*** Opening of Input material ***

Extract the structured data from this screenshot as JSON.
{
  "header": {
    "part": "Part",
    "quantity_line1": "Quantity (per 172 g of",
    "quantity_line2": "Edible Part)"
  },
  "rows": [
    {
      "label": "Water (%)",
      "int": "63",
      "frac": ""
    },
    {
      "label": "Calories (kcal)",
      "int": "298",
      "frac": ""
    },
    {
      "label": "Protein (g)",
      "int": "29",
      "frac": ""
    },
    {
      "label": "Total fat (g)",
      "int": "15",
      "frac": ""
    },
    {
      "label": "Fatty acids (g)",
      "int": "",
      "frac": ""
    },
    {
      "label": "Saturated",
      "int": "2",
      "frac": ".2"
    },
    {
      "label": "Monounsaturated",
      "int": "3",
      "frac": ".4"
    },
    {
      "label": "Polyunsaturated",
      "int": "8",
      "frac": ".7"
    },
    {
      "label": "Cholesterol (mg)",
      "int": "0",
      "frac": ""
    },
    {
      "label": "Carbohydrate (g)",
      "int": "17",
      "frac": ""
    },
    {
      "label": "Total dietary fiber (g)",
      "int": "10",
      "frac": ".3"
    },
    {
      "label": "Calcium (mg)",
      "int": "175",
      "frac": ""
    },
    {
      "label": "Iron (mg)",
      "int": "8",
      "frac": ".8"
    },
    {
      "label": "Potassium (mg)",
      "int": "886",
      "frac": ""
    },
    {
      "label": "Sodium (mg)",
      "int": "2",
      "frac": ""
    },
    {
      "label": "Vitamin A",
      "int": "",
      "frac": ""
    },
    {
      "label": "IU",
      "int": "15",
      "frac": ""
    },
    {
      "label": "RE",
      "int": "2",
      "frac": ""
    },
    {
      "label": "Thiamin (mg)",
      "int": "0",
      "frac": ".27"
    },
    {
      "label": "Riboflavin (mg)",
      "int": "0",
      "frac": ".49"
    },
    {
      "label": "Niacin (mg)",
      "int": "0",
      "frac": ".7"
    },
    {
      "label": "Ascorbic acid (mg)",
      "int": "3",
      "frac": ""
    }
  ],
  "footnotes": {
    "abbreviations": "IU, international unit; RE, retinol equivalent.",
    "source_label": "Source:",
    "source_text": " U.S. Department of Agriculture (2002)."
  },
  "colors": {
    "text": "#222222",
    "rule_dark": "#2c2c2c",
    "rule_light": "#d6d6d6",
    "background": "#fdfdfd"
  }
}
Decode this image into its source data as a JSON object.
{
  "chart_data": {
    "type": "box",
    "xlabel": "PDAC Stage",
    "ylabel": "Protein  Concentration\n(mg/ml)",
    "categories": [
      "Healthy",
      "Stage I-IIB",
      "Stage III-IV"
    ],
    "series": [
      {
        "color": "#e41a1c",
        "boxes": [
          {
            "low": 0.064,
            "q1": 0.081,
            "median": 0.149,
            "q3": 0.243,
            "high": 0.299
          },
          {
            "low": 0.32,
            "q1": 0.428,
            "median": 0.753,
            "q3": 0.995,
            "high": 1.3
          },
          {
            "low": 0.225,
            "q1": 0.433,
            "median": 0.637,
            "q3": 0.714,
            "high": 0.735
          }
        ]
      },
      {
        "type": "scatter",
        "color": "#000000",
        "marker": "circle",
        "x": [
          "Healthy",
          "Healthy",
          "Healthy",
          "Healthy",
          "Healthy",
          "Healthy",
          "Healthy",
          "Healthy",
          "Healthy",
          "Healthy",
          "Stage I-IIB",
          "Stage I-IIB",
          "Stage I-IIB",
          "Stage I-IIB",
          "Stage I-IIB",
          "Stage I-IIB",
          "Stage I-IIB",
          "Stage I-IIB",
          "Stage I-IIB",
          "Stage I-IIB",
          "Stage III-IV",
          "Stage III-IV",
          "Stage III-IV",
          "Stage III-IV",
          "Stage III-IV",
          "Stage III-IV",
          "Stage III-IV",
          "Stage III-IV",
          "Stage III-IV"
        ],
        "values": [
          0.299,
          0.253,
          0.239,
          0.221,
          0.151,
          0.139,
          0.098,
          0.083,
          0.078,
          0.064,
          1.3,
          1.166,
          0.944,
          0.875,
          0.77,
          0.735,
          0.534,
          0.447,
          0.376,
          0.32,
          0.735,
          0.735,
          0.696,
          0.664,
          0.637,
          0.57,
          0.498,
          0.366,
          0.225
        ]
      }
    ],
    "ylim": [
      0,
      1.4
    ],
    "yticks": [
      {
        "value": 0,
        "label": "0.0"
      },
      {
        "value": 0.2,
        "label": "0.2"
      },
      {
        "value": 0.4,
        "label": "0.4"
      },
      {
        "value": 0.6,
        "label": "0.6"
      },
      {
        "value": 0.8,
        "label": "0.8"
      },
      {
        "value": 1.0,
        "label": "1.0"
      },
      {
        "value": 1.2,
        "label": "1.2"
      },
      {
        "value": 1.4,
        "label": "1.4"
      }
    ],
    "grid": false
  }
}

*** Close of Input material ***

Action item »
Print all of the data exactly as it was given.

Answer »
Extract the structured data from this screenshot as JSON.
{
  "header": {
    "part": "Part",
    "quantity_line1": "Quantity (per 172 g of",
    "quantity_line2": "Edible Part)"
  },
  "rows": [
    {
      "label": "Water (%)",
      "int": "63",
      "frac": ""
    },
    {
      "label": "Calories (kcal)",
      "int": "298",
      "frac": ""
    },
    {
      "label": "Protein (g)",
      "int": "29",
      "frac": ""
    },
    {
      "label": "Total fat (g)",
      "int": "15",
      "frac": ""
    },
    {
      "label": "Fatty acids (g)",
      "int": "",
      "frac": ""
    },
    {
      "label": "Saturated",
      "int": "2",
      "frac": ".2"
    },
    {
      "label": "Monounsaturated",
      "int": "3",
      "frac": ".4"
    },
    {
      "label": "Polyunsaturated",
      "int": "8",
      "frac": ".7"
    },
    {
      "label": "Cholesterol (mg)",
      "int": "0",
      "frac": ""
    },
    {
      "label": "Carbohydrate (g)",
      "int": "17",
      "frac": ""
    },
    {
      "label": "Total dietary fiber (g)",
      "int": "10",
      "frac": ".3"
    },
    {
      "label": "Calcium (mg)",
      "int": "175",
      "frac": ""
    },
    {
      "label": "Iron (mg)",
      "int": "8",
      "frac": ".8"
    },
    {
      "label": "Potassium (mg)",
      "int": "886",
      "frac": ""
    },
    {
      "label": "Sodium (mg)",
      "int": "2",
      "frac": ""
    },
    {
      "label": "Vitamin A",
      "int": "",
      "frac": ""
    },
    {
      "label": "IU",
      "int": "15",
      "frac": ""
    },
    {
      "label": "RE",
      "int": "2",
      "frac": ""
    },
    {
      "label": "Thiamin (mg)",
      "int": "0",
      "frac": ".27"
    },
    {
      "label": "Riboflavin (mg)",
      "int": "0",
      "frac": ".49"
    },
    {
      "label": "Niacin (mg)",
      "int": "0",
      "frac": ".7"
    },
    {
      "label": "Ascorbic acid (mg)",
      "int": "3",
      "frac": ""
    }
  ],
  "footnotes": {
    "abbreviations": "IU, international unit; RE, retinol equivalent.",
    "source_label": "Source:",
    "source_text": " U.S. Department of Agriculture (2002)."
  },
  "colors": {
    "text": "#222222",
    "rule_dark": "#2c2c2c",
    "rule_light": "#d6d6d6",
    "background": "#fdfdfd"
  }
}
Decode this image into its source data as a JSON object.
{
  "chart_data": {
    "type": "box",
    "xlabel": "PDAC Stage",
    "ylabel": "Protein  Concentration\n(mg/ml)",
    "categories": [
      "Healthy",
      "Stage I-IIB",
      "Stage III-IV"
    ],
    "series": [
      {
        "color": "#e41a1c",
        "boxes": [
          {
            "low": 0.064,
            "q1": 0.081,
            "median": 0.149,
            "q3": 0.243,
            "high": 0.299
          },
          {
            "low": 0.32,
            "q1": 0.428,
            "median": 0.753,
            "q3": 0.995,
            "high": 1.3
          },
          {
            "low": 0.225,
            "q1": 0.433,
            "median": 0.637,
            "q3": 0.714,
            "high": 0.735
          }
        ]
      },
      {
        "type": "scatter",
        "color": "#000000",
        "marker": "circle",
        "x": [
          "Healthy",
          "Healthy",
          "Healthy",
          "Healthy",
          "Healthy",
          "Healthy",
          "Healthy",
          "Healthy",
          "Healthy",
          "Healthy",
          "Stage I-IIB",
          "Stage I-IIB",
          "Stage I-IIB",
          "Stage I-IIB",
          "Stage I-IIB",
          "Stage I-IIB",
          "Stage I-IIB",
          "Stage I-IIB",
          "Stage I-IIB",
          "Stage I-IIB",
          "Stage III-IV",
          "Stage III-IV",
          "Stage III-IV",
          "Stage III-IV",
          "Stage III-IV",
          "Stage III-IV",
          "Stage III-IV",
          "Stage III-IV",
          "Stage III-IV"
        ],
        "values": [
          0.299,
          0.253,
          0.239,
          0.221,
          0.151,
          0.139,
          0.098,
          0.083,
          0.078,
          0.064,
          1.3,
          1.166,
          0.944,
          0.875,
          0.77,
          0.735,
          0.534,
          0.447,
          0.376,
          0.32,
          0.735,
          0.735,
          0.696,
          0.664,
          0.637,
          0.57,
          0.498,
          0.366,
          0.225
        ]
      }
    ],
    "ylim": [
      0,
      1.4
    ],
    "yticks": [
      {
        "value": 0,
        "label": "0.0"
      },
      {
        "value": 0.2,
        "label": "0.2"
      },
      {
        "value": 0.4,
        "label": "0.4"
      },
      {
        "value": 0.6,
        "label": "0.6"
      },
      {
        "value": 0.8,
        "label": "0.8"
      },
      {
        "value": 1.0,
        "label": "1.0"
      },
      {
        "value": 1.2,
        "label": "1.2"
      },
      {
        "value": 1.4,
        "label": "1.4"
      }
    ],
    "grid": false
  }
}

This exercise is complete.